### Extract to read

Today I will take a look at another emulation package which can be run under AmigaOS 4, which on this occasion thrusts the Atari 8-bit range of computers into the spotlight.  Now growing up in the UK in the 80’s and early 90’s it was fair to say that as far as 8-bit home microcomputers were concerned, it was pretty much a three-horse race between the ZX Spectrum,  Commodore 64 and Amstrad CPC range of computers.  Yet for some reason in the UK, the Atari 8-bit range of machines didn’t really take off in popularity in the way the other 8-bit machines did. Maybe it was down to poor marketing by Atari, or a focus on their other systems like the Atari 2600 and 7800  or their 16-bit Atari  ST range, but as a result for many UK gamers machines like the Atari 800, 800XL, 1200, 65XE and 130XE were largely ignored by the general public.

As I was given a Commodore 64 for my eleventh birthday all the way back in 1989,  my knowledge of the Atari 8-bit range only ever occurred when I used to see the odd Atari 8-bit tape game for sale down at my local newsagent. (Remember those days when they used to have a big selection of games all at £1.99?)   I  guess what didn’t help its cause was that I  never used to see any Atari 8-bit specific magazines like Zzap 64 and Commodore Format for the Commodore 64, Crash and Sinclair User for the Spectrum, or Amstrad Action for the Amstrad. In fact aside from the odd game in my local newsagent, I only really saw the Atari 8-bit mentioned when it came to adverts from companies like Virgin Mastertronic or Zeppelin Games who supported the format with their budget releases.

######
### Data supplied

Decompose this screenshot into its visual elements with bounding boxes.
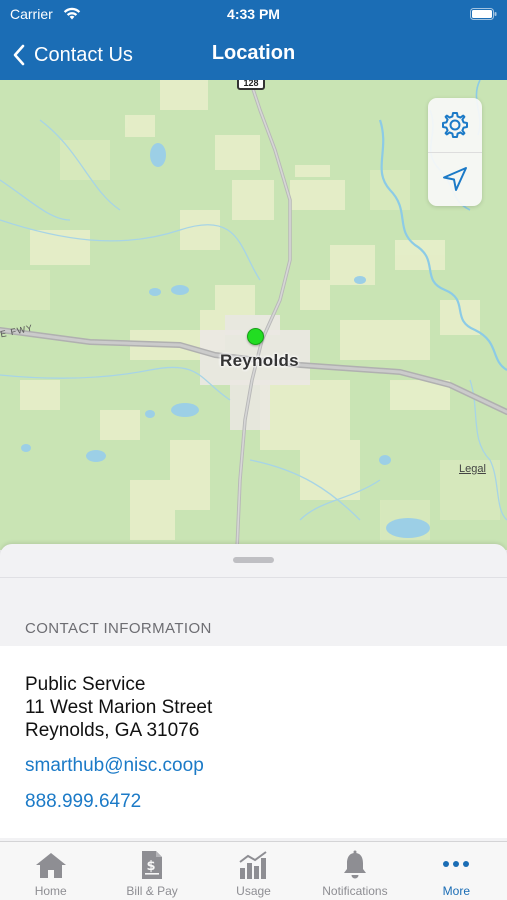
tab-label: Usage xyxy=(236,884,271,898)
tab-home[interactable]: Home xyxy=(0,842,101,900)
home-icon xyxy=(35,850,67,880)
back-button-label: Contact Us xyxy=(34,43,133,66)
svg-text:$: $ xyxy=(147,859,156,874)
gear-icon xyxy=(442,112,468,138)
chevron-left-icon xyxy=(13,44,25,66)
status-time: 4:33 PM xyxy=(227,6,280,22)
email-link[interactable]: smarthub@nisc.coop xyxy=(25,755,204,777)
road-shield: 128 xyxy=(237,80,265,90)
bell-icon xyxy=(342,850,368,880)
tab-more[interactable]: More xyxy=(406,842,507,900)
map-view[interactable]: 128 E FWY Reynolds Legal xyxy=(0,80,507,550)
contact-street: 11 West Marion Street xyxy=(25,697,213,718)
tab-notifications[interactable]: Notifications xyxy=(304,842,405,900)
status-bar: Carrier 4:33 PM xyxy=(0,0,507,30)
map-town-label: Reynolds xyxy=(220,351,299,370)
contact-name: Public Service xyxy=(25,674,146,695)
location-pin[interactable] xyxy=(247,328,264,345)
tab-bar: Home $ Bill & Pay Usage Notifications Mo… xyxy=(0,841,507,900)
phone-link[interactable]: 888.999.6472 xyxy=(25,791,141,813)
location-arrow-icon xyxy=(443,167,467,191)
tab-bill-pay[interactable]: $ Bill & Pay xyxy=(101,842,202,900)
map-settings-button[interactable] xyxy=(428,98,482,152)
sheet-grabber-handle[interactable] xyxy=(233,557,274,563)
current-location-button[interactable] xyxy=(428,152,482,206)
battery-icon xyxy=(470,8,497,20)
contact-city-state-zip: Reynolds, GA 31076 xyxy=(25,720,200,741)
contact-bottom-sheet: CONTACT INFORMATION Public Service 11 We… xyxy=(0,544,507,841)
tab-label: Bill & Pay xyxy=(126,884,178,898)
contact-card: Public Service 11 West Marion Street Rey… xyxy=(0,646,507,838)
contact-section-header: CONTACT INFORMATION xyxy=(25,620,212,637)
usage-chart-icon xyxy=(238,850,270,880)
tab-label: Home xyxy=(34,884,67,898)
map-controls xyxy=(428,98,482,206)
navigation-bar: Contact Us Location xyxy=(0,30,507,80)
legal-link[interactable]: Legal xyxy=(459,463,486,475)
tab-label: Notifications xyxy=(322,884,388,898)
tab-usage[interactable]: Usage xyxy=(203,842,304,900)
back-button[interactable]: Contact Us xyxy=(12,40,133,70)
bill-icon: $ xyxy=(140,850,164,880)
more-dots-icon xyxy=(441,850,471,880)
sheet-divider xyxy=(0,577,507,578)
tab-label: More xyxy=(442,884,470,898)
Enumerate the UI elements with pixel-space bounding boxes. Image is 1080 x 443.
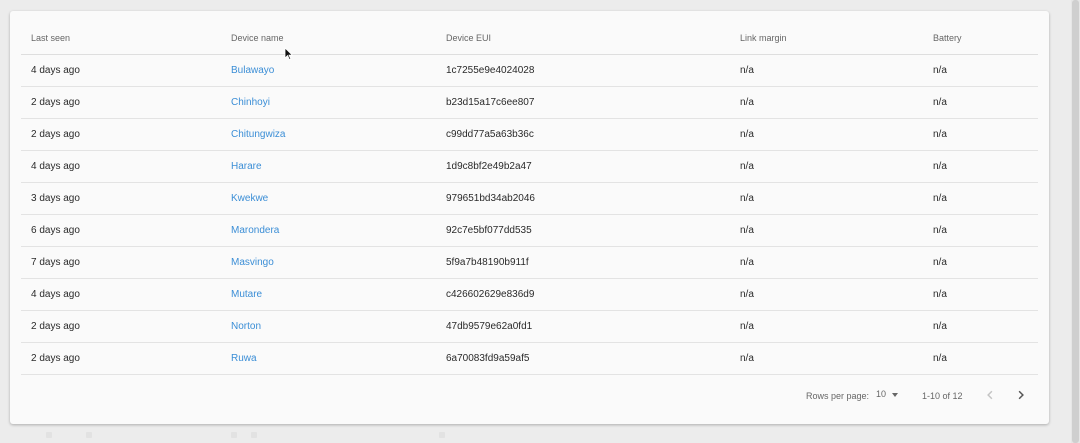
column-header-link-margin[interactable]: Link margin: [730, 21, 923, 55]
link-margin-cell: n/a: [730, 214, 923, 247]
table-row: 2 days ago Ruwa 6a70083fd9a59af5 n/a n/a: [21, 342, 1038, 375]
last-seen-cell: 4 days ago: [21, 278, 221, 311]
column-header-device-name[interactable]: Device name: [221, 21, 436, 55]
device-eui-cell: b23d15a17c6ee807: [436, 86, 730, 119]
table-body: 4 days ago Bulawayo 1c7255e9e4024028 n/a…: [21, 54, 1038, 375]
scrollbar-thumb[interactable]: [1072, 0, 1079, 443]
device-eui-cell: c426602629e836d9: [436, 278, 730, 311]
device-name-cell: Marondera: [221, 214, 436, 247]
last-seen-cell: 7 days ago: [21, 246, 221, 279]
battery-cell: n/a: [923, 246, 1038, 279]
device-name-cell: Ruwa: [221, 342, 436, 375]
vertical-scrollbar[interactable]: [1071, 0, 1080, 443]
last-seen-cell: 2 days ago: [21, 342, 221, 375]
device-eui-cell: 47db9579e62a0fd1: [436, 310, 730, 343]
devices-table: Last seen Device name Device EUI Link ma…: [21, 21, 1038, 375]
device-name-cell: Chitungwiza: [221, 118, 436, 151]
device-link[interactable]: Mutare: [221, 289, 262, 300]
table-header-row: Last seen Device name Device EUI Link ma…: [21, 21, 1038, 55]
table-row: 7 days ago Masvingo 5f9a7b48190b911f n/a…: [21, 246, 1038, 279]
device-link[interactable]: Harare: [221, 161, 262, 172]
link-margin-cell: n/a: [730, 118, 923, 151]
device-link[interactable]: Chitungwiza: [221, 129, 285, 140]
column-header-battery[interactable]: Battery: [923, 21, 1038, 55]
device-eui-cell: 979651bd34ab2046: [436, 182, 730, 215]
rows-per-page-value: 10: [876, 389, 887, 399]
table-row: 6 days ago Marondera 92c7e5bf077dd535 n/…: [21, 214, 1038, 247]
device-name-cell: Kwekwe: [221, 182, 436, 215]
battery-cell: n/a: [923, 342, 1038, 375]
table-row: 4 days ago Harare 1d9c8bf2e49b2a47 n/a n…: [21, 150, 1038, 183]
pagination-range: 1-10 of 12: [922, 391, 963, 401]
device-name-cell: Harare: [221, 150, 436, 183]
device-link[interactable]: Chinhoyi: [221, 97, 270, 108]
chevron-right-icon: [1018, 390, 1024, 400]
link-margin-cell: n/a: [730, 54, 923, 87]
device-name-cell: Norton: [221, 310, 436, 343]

######

### Tasks for this exercise
1. In the listing, lay out the lines from the one containing "21, 923, 55]" up to and including the one containing "device-eui-cell: b23d15a17c6ee807: [436, 86, 730, 119]" as a Markdown table. Use the columns Row and Line, with a row number and the line's text in each row, and leave out blank lines.
2. Proceed with the piece on Atari 8-bit emulation under AmigaOS 4, writing on from its last sentence.

### Answers to the exercise
1.
| Row | Line |
|---|---|
| 1 | column-header-link-margin[interactable]: Link margin: [730, 21, 923, 55] |
| 2 | link-margin-cell: n/a: [730, 214, 923, 247] |
| 3 | table-row: 2 days ago Ruwa 6a70083fd9a59af5 n/a n/a: [21, 342, 1038, 375] |
| 4 | last-seen-cell: 4 days ago: [21, 278, 221, 311] |
| 5 | column-header-device-name[interactable]: Device name: [221, 21, 436, 55] |
| 6 | device-eui-cell: b23d15a17c6ee807: [436, 86, 730, 119] |

2.
However for those who are curious, the Atari 8-bit range actually dates back to 1979 with the release of the Atari 400 and 800 machines which were based on a 6502 processor running at 1.79 Mhz and featured custom graphics chips called ANTIC and CTIA which offered sprite handling, advance hardware scrolling and collision detection.  Both machines were pretty similar in terms of specs although the 400 was released with 16K of RAM and featured a plastic membrane touch keyboard whilst the 800 machine featured 48K of RAM and a proper keyboard.  Games could be loaded off tape or cartridge format.  An interesting link to the Amiga’s history can also be found here as it was Jay Miner who many regard as the “Godfather of the Amiga” who headed up the design of the graphics chips.

The range of machines were most popular in the US and Germany and the most successful  and well-known version of the 8-bit family was the Atari 800XL, which is considered as the third generation model and followed the release of the 1200XL which flopped due to its high price. Both the 1200XL and 800XL machines are backward compatible with the original 400 and 800 machines and feature upgrades to the  ANTIC and CTIA chips along with an improved palette of 256 colours.  Later revisions of the machine were named the Atari 65XE and 130XE and were re-styled in grey to complement the recently launched Atari ST range. Atari also released a console version of the system called the XEGS which featured a separate keyboard, four very weird coloured buttons and a light gun.  In all across all model types, about 4 million units were sold Worldwide.  Atari finally pulled the plug on their 8-bit range in 1992, by at which point the machine had started to gain a following in Eastern Europe, in particular Poland where it still has a bit of a cult following today.

As my own retro game collecting hobby began in the mid to late 90’s, I got the opportunity to pick up this Atari 800 XL from a car boot sale which came with a tape deck and a number of games for the bargain sum of £10.00.  Following this acquisition, it  was only really then that I began to discover the Atari 8-bit range. Sadly the tape deck that came with it was rather worse for wear and many of the games I had picked up with the machine refused to load properly,  so after a few weeks of trying things out I kind of lost interest especially as games took an absolute eternity to load up only to be met with a load error at the end.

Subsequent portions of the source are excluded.